- Aim: Find the lines holding "name" and copy them.

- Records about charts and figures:
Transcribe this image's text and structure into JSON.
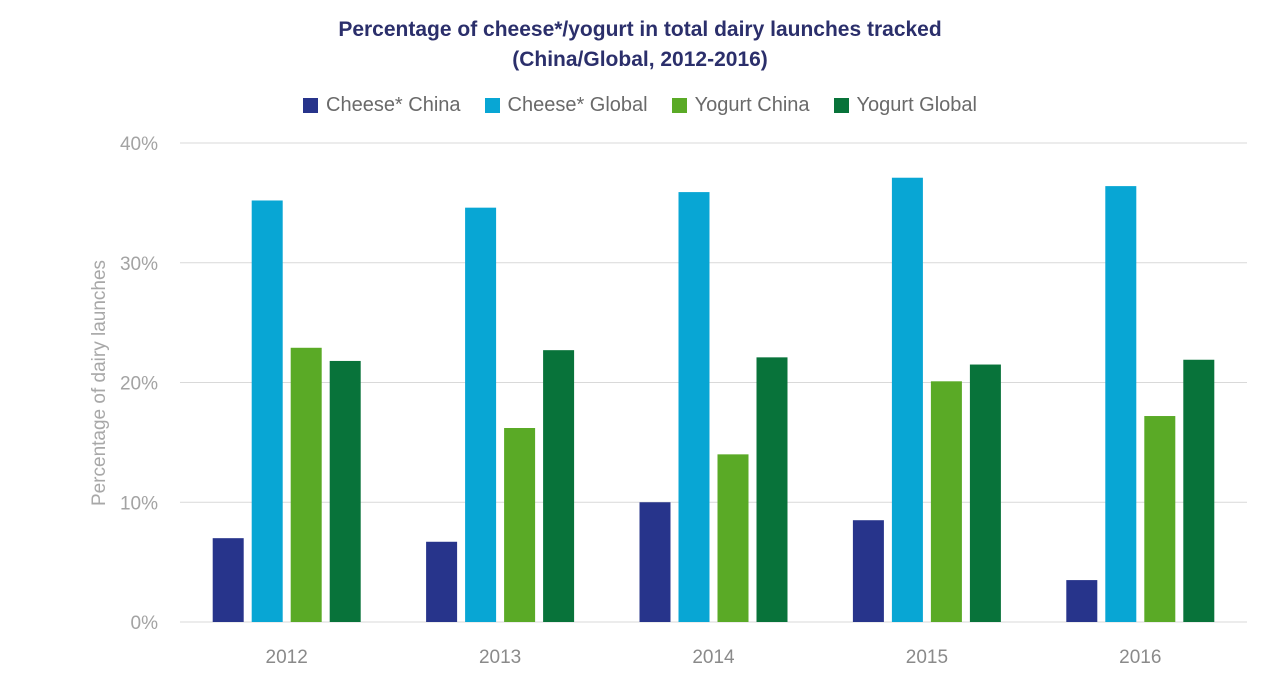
{
  "chart_data": {
    "type": "bar",
    "title": "Percentage of cheese*/yogurt in total dairy launches tracked",
    "subtitle": "(China/Global, 2012-2016)",
    "xlabel": "",
    "ylabel": "Percentage of dairy launches",
    "categories": [
      "2012",
      "2013",
      "2014",
      "2015",
      "2016"
    ],
    "ylim": [
      0,
      40
    ],
    "yticks": [
      "0%",
      "10%",
      "20%",
      "30%",
      "40%"
    ],
    "grid": true,
    "legend_position": "top",
    "series": [
      {
        "name": "Cheese* China",
        "color": "#27348b",
        "values": [
          7.0,
          6.7,
          10.0,
          8.5,
          3.5
        ]
      },
      {
        "name": "Cheese* Global",
        "color": "#08a6d4",
        "values": [
          35.2,
          34.6,
          35.9,
          37.1,
          36.4
        ]
      },
      {
        "name": "Yogurt China",
        "color": "#5aaa26",
        "values": [
          22.9,
          16.2,
          14.0,
          20.1,
          17.2
        ]
      },
      {
        "name": "Yogurt Global",
        "color": "#08733a",
        "values": [
          21.8,
          22.7,
          22.1,
          21.5,
          21.9
        ]
      }
    ]
  }
}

- Reply to the exercise:
        "name": "Cheese* China",
        "name": "Cheese* Global",
        "name": "Yogurt China",
        "name": "Yogurt Global",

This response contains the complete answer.